[What you are asked to do]:
Copy each line containing the word "LENGTH" from the records that follow, please.

--- Begin ---

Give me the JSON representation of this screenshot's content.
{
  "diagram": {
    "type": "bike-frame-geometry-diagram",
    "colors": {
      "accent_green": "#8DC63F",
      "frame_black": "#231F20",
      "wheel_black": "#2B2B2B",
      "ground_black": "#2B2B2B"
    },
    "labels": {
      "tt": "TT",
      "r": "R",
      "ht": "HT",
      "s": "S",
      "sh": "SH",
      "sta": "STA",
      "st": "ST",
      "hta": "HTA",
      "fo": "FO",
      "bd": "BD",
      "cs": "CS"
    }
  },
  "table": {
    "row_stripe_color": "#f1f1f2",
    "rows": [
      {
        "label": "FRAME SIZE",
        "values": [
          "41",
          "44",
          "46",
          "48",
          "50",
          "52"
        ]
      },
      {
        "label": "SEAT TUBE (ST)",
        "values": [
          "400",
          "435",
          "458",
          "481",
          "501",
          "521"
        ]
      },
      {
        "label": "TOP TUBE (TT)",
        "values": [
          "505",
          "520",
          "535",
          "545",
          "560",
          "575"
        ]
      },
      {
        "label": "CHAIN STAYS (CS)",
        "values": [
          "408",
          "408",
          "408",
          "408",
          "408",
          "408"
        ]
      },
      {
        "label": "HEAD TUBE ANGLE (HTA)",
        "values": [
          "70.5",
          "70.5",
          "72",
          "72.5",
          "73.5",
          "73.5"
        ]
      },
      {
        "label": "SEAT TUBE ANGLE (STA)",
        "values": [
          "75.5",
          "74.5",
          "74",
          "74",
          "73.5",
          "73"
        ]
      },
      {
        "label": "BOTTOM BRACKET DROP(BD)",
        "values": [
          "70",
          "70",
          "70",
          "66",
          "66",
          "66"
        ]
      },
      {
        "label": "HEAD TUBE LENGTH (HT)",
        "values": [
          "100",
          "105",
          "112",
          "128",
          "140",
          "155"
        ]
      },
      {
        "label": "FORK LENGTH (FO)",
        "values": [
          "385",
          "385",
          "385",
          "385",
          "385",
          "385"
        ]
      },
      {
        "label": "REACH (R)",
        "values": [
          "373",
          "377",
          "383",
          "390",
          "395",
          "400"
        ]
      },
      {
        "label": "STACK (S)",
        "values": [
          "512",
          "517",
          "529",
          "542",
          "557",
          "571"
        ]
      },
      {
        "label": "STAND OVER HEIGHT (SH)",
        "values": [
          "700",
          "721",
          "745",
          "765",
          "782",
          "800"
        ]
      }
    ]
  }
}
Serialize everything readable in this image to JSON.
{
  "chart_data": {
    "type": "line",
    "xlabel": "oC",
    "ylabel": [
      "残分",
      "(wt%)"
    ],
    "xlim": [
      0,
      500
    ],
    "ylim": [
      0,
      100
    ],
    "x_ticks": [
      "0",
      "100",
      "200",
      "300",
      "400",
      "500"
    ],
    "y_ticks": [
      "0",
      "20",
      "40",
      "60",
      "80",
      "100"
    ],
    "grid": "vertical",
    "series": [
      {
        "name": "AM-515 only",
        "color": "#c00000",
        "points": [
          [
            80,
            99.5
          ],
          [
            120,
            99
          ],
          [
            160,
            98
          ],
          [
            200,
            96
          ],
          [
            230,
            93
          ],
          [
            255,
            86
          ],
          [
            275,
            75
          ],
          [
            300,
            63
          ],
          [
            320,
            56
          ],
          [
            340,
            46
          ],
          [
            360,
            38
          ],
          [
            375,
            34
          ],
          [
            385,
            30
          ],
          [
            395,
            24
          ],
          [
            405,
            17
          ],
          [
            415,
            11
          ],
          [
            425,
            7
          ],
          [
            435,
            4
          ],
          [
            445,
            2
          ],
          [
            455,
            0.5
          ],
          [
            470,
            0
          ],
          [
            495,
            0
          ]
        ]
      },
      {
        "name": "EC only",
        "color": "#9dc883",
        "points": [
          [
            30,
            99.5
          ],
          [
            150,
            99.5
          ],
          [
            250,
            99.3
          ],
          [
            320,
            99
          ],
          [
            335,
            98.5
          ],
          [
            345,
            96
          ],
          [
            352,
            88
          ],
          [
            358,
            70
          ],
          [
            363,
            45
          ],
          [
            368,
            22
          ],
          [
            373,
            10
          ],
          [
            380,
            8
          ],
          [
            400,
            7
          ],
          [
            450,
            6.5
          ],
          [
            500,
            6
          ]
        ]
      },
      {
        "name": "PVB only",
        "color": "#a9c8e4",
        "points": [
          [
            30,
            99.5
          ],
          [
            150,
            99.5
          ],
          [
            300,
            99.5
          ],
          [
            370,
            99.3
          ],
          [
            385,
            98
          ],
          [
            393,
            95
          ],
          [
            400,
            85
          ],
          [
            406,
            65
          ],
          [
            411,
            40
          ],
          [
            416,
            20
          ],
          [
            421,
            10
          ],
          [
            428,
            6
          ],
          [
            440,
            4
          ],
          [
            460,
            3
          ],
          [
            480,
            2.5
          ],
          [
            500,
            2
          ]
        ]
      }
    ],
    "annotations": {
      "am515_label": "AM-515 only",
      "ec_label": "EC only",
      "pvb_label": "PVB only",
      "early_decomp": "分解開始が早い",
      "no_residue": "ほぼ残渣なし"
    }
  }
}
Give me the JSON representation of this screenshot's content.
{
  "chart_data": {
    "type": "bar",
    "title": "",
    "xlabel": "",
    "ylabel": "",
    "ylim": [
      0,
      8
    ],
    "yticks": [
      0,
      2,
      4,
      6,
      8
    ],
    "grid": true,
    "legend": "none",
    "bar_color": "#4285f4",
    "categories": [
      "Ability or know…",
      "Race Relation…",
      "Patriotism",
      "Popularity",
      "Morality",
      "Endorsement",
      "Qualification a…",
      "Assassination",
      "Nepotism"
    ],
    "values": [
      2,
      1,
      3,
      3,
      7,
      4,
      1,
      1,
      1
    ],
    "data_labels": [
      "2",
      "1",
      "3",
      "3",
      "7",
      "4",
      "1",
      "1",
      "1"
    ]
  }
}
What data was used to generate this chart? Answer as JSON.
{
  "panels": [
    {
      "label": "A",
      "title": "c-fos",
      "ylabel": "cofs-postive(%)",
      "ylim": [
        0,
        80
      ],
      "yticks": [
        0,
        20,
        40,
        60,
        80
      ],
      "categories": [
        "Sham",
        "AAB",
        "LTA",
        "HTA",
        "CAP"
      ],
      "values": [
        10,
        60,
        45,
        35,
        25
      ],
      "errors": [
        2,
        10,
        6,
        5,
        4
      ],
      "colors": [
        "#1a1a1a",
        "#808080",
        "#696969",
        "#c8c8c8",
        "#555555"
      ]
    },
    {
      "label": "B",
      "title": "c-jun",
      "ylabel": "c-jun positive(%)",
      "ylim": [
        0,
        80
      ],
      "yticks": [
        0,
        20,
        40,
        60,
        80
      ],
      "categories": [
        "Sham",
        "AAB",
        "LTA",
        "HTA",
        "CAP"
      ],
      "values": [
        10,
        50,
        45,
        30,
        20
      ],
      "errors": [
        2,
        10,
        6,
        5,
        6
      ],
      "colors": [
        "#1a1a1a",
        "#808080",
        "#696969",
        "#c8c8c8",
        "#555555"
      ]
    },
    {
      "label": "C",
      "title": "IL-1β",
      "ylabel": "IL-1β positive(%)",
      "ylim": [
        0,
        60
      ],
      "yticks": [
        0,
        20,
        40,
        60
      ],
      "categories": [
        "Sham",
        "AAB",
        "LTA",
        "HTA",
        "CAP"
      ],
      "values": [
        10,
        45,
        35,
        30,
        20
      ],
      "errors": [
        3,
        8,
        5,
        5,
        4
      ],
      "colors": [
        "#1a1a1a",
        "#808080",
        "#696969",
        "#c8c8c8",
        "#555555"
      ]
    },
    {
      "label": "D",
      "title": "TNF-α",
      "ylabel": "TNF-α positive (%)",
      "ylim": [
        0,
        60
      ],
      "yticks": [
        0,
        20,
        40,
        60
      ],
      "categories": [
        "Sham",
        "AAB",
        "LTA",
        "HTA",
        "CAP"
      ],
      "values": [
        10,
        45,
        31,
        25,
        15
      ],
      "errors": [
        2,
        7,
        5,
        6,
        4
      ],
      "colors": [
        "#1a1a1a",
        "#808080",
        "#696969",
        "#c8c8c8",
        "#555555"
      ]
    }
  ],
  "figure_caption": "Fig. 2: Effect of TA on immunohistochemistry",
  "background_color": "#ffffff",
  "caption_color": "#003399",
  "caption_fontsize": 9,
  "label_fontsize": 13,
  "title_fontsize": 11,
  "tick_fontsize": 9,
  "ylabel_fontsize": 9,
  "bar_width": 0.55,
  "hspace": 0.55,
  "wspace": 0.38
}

--- End ---

[Result for this exercise]:
        "label": "HEAD TUBE LENGTH (HT)",
        "label": "FORK LENGTH (FO)",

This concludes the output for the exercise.